_DATA FOR THIS EXERCISE_:
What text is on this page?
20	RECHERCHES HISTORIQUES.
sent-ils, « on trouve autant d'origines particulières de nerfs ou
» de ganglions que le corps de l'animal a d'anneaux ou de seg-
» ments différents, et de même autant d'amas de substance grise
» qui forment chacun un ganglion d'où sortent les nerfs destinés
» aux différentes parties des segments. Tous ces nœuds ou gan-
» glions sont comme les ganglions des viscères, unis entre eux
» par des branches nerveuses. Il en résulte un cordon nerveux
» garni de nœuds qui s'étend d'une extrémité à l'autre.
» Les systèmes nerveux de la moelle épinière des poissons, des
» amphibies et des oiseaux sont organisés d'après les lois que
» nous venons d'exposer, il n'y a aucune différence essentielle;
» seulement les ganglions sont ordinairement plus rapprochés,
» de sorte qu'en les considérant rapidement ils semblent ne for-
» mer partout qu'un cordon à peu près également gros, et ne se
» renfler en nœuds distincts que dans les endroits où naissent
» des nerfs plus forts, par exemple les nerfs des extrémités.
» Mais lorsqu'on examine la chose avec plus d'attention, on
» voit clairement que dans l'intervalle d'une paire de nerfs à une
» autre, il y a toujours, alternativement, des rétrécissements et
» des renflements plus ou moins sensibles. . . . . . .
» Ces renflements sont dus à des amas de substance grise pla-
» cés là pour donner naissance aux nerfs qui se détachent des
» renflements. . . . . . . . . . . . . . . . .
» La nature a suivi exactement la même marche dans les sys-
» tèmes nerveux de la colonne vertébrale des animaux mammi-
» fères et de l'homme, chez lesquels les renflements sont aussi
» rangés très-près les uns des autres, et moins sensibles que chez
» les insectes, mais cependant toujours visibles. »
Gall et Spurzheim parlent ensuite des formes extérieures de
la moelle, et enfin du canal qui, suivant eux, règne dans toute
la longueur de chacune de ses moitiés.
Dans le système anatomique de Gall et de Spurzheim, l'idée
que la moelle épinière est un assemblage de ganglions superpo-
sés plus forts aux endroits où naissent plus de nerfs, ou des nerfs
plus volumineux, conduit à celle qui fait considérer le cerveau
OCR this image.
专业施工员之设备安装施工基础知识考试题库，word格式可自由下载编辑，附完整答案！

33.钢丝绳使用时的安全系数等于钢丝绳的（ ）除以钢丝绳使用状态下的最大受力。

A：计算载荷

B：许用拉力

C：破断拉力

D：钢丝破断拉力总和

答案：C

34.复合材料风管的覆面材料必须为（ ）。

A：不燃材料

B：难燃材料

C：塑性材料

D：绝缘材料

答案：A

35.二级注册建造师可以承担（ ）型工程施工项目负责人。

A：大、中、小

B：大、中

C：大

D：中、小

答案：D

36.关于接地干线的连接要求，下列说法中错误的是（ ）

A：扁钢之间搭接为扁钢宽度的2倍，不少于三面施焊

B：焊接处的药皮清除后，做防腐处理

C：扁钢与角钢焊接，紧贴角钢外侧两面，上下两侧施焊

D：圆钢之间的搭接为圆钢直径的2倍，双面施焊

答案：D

_YOUR GOAL_:
Filter the listing for the word "substance" and copy every line that holds it.

_SOLUTION TO THIS EXERCISE_:
» ments différents, et de même autant d'amas de substance grise
» Ces renflements sont dus à des amas de substance grise pla-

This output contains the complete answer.